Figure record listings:
——

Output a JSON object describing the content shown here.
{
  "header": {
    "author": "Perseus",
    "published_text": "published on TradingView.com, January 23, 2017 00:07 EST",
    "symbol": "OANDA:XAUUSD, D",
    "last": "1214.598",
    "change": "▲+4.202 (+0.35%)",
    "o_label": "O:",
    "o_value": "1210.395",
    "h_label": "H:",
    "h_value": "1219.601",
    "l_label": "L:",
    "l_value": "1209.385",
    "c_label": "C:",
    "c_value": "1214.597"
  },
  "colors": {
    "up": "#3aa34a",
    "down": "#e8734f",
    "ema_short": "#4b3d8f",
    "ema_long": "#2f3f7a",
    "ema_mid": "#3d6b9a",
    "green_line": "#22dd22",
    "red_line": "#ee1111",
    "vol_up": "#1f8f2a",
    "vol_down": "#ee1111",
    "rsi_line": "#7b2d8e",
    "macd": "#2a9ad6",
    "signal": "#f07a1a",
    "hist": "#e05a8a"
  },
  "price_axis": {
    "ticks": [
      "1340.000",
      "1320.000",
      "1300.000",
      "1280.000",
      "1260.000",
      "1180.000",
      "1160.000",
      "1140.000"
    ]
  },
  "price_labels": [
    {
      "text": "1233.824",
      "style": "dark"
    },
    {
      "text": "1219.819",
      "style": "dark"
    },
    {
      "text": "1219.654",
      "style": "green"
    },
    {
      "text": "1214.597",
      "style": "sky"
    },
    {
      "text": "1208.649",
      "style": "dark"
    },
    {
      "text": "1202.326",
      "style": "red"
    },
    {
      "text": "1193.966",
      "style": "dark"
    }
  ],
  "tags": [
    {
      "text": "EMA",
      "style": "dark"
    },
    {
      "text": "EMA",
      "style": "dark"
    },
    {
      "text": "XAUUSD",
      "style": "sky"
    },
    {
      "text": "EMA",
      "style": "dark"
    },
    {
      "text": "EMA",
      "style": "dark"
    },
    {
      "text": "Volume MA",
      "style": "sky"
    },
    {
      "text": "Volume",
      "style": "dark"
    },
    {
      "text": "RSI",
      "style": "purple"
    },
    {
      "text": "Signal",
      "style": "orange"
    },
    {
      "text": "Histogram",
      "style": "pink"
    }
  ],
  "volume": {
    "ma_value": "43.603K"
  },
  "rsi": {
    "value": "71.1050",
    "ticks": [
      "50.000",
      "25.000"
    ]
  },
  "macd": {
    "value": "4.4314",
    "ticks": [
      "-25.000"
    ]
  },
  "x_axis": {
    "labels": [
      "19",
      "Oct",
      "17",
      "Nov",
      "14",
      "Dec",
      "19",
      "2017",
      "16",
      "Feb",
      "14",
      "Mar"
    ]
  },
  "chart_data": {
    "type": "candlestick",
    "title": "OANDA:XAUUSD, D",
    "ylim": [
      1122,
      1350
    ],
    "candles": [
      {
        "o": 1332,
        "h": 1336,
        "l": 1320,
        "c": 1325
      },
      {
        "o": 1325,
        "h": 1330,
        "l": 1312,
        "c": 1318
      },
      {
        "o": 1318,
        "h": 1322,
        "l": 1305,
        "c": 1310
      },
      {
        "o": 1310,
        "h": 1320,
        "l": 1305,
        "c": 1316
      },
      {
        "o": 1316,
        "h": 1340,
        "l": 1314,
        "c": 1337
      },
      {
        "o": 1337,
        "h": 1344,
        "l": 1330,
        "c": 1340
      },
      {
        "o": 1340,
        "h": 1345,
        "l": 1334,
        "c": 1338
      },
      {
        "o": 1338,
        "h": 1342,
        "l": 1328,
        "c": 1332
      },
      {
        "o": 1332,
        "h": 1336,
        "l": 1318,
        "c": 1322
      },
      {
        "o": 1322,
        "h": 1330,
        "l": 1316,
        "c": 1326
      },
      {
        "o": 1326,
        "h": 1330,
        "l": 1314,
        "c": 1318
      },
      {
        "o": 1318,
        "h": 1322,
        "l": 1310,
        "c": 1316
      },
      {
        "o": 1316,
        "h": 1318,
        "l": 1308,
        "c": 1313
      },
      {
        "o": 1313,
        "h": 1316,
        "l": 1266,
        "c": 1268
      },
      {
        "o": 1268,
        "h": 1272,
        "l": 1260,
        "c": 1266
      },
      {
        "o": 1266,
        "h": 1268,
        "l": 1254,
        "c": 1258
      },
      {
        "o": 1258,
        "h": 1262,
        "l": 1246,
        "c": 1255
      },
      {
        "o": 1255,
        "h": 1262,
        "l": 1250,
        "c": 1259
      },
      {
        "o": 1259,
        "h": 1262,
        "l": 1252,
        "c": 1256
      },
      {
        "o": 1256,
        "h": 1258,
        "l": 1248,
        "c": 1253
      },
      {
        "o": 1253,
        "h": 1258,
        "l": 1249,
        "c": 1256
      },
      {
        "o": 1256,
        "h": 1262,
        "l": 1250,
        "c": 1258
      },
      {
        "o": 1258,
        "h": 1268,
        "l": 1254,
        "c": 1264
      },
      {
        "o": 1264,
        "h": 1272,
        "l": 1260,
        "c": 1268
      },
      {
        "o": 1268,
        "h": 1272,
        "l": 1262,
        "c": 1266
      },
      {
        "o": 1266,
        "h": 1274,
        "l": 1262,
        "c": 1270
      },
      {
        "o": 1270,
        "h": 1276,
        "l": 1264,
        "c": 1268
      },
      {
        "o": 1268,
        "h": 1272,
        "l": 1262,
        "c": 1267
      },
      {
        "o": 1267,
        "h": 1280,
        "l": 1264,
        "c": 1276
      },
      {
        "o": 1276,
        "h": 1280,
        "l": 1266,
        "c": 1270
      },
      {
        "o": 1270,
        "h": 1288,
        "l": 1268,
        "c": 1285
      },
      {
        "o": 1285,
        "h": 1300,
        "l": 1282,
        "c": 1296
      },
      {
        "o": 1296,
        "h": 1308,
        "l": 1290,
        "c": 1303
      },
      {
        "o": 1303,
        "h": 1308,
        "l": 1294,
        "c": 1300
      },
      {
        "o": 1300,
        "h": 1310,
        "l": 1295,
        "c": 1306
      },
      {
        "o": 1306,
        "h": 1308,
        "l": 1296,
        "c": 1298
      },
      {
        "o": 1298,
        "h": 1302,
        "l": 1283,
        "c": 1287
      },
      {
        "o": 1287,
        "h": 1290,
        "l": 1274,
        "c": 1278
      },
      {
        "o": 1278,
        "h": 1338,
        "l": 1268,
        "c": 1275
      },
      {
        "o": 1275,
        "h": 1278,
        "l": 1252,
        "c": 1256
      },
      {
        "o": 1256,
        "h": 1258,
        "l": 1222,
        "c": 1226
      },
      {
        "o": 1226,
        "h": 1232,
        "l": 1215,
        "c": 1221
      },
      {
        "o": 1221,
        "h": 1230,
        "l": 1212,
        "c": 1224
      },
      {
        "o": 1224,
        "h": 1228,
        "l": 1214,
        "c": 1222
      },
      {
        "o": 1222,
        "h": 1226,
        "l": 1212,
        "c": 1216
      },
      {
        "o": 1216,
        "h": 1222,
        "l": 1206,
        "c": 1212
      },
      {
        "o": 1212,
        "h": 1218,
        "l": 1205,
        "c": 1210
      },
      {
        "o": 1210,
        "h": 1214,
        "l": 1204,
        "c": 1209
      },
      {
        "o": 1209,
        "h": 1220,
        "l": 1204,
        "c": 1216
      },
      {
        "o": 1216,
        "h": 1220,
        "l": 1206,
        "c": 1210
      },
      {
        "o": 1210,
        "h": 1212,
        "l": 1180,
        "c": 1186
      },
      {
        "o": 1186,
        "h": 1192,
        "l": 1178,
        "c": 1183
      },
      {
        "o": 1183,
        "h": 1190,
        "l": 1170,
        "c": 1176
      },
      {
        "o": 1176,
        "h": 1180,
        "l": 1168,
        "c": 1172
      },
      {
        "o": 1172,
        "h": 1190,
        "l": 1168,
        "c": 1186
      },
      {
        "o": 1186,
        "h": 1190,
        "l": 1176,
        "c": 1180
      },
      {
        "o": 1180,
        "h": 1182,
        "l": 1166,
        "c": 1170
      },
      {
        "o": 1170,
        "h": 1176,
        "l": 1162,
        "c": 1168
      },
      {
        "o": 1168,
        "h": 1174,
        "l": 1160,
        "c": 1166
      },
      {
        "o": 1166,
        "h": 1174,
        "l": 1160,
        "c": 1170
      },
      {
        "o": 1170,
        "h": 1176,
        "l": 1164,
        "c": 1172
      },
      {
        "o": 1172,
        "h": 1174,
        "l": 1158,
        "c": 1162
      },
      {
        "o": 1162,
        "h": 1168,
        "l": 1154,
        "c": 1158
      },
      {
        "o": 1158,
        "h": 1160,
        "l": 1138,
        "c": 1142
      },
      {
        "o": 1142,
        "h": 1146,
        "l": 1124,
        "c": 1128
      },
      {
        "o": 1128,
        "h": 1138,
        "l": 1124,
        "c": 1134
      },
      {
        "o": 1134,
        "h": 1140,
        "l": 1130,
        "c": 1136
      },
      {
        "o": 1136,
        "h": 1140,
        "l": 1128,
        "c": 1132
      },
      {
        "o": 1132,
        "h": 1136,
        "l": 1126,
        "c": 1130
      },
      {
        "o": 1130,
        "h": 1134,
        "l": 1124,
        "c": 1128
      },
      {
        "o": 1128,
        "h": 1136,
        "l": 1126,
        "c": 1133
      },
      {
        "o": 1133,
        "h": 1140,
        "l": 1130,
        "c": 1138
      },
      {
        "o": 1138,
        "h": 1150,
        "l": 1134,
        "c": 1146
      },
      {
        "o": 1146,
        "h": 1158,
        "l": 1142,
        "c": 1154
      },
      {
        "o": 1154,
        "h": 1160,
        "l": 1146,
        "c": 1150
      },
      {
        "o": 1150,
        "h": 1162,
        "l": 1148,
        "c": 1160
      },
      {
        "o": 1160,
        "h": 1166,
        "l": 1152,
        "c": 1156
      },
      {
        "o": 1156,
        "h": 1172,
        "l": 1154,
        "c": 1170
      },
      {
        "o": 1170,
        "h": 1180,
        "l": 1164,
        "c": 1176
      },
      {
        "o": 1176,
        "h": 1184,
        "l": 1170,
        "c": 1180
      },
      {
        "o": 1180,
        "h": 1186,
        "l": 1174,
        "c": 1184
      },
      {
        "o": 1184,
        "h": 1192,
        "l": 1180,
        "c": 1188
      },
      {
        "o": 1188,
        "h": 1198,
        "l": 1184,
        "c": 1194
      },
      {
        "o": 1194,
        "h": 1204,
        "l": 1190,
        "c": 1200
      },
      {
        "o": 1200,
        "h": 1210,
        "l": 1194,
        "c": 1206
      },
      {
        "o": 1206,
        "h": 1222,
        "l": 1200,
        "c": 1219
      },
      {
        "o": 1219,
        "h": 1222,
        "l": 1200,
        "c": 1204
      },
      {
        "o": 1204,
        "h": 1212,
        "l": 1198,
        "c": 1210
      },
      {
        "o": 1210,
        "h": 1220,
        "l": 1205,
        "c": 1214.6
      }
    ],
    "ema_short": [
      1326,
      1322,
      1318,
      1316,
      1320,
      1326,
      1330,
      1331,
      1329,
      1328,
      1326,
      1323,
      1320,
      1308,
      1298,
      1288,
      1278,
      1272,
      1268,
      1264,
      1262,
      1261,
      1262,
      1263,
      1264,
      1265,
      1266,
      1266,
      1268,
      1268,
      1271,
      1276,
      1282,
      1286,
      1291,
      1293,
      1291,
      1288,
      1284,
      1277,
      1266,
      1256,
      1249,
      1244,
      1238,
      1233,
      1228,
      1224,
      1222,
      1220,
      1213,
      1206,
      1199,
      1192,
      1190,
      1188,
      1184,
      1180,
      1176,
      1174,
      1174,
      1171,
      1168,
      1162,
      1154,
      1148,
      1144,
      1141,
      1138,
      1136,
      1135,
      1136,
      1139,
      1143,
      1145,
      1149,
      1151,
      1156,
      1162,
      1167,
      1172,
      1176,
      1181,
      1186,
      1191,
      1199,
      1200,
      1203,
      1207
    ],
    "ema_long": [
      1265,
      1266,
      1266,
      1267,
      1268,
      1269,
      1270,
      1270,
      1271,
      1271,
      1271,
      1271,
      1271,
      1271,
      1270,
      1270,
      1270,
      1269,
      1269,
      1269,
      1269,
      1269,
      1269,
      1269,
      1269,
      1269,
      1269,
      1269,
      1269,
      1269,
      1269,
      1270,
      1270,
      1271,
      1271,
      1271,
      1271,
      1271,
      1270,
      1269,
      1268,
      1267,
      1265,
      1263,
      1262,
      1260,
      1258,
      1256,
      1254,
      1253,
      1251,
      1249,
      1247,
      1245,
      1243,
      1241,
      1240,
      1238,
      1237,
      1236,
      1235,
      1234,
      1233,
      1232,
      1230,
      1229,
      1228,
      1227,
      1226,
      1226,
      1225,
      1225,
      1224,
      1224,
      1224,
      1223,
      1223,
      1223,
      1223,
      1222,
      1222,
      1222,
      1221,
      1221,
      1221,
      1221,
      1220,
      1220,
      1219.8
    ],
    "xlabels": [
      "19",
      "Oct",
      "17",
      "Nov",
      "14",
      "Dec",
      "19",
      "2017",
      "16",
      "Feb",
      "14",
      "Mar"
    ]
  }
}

——

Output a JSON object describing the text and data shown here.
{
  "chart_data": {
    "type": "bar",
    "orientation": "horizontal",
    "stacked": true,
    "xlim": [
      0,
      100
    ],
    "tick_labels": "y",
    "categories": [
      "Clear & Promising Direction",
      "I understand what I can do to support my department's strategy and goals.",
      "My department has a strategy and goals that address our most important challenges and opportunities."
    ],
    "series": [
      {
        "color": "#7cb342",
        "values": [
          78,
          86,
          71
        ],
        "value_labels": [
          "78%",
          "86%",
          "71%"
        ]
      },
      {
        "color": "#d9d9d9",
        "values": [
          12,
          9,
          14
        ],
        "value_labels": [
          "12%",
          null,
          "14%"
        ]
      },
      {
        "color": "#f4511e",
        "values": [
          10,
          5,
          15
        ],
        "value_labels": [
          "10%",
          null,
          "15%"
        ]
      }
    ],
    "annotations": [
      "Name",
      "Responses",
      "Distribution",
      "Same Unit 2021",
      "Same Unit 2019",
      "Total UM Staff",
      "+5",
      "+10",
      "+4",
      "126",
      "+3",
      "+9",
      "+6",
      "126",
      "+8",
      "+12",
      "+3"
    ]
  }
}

——

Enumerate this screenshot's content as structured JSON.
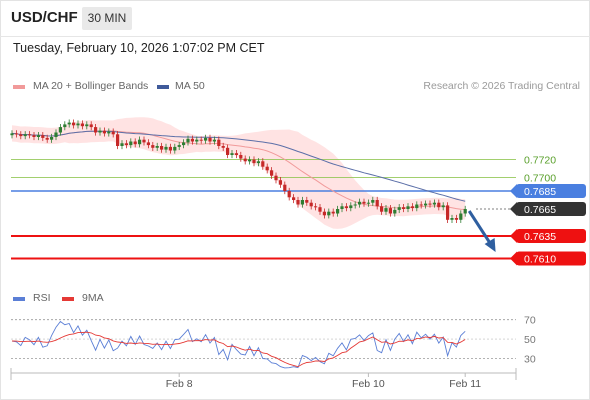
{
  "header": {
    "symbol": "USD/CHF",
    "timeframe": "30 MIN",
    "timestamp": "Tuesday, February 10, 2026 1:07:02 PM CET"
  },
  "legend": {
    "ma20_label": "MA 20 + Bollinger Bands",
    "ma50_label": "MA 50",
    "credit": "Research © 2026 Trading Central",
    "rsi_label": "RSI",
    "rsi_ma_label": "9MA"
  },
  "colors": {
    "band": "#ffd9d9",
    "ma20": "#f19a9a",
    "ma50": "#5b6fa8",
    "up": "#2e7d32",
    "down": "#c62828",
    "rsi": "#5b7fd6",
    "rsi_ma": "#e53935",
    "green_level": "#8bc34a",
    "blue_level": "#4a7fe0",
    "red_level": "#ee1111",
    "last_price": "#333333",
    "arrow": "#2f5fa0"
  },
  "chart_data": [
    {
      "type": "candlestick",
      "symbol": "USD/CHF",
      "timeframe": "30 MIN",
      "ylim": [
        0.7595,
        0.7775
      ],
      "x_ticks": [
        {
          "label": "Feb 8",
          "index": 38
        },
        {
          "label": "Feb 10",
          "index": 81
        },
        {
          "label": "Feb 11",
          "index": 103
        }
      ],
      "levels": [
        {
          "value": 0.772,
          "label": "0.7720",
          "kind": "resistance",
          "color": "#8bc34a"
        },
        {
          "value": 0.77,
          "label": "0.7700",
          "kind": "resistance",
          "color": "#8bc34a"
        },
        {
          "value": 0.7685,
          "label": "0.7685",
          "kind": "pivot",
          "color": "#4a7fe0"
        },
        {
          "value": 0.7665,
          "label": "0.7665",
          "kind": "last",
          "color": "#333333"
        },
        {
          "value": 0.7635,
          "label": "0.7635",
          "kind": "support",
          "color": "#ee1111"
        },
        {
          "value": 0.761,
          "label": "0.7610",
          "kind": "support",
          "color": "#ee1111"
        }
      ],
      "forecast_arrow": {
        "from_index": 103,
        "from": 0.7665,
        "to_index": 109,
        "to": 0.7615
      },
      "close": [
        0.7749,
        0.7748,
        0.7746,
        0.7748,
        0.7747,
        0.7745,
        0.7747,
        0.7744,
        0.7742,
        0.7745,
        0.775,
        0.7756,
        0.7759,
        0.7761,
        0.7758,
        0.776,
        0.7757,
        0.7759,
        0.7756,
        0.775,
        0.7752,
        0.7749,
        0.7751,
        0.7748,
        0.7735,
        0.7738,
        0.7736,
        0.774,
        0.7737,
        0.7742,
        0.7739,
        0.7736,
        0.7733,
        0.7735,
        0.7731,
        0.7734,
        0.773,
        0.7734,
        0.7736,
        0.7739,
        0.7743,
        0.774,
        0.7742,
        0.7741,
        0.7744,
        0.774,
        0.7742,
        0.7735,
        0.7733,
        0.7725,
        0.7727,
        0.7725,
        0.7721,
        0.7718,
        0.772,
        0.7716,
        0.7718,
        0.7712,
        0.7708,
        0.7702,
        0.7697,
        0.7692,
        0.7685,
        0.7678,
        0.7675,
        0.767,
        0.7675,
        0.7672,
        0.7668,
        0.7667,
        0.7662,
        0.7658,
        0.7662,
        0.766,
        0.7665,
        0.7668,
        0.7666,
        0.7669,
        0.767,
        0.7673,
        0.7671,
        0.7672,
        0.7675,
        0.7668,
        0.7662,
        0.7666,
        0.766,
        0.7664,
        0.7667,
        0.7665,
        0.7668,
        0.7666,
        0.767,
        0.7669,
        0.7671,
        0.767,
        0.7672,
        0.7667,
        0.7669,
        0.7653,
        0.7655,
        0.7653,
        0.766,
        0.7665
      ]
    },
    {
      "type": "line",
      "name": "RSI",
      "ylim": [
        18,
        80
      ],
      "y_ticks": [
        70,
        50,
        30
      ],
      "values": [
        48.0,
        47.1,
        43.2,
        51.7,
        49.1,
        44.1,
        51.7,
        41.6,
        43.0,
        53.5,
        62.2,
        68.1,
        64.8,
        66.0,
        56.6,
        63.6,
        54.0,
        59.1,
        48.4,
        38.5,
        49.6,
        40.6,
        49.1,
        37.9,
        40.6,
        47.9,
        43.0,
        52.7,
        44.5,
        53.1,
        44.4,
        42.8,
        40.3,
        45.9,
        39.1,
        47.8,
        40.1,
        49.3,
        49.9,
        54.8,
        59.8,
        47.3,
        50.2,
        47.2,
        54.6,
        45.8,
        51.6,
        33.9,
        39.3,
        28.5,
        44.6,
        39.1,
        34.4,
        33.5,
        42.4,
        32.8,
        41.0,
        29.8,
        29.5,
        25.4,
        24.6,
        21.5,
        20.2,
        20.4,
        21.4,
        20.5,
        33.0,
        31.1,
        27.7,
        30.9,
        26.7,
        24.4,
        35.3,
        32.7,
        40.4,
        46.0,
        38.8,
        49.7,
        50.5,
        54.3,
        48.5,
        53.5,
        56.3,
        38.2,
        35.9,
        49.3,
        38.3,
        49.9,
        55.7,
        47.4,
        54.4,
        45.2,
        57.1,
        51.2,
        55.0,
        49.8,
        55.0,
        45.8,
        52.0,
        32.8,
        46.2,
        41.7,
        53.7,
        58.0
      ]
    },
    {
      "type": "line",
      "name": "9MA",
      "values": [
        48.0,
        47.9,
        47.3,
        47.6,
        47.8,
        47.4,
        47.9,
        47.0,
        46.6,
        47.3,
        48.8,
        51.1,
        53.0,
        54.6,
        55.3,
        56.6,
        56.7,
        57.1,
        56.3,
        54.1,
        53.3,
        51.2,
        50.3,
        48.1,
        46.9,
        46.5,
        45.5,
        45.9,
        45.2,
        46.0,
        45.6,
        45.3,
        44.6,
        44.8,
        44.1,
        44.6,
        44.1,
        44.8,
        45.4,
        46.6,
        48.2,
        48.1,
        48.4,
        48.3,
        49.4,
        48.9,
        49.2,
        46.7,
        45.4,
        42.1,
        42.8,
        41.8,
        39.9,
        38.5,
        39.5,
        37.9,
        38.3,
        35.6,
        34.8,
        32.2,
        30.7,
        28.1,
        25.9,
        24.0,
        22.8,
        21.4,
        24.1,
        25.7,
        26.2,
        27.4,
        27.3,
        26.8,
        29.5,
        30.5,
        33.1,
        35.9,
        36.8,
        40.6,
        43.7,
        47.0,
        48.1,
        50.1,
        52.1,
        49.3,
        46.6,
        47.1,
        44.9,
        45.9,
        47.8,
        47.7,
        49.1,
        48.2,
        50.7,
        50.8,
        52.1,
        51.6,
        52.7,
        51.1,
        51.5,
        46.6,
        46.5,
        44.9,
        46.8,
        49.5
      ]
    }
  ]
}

——

Among the lines above, count those containing the word "here" and give nothing but the result.

2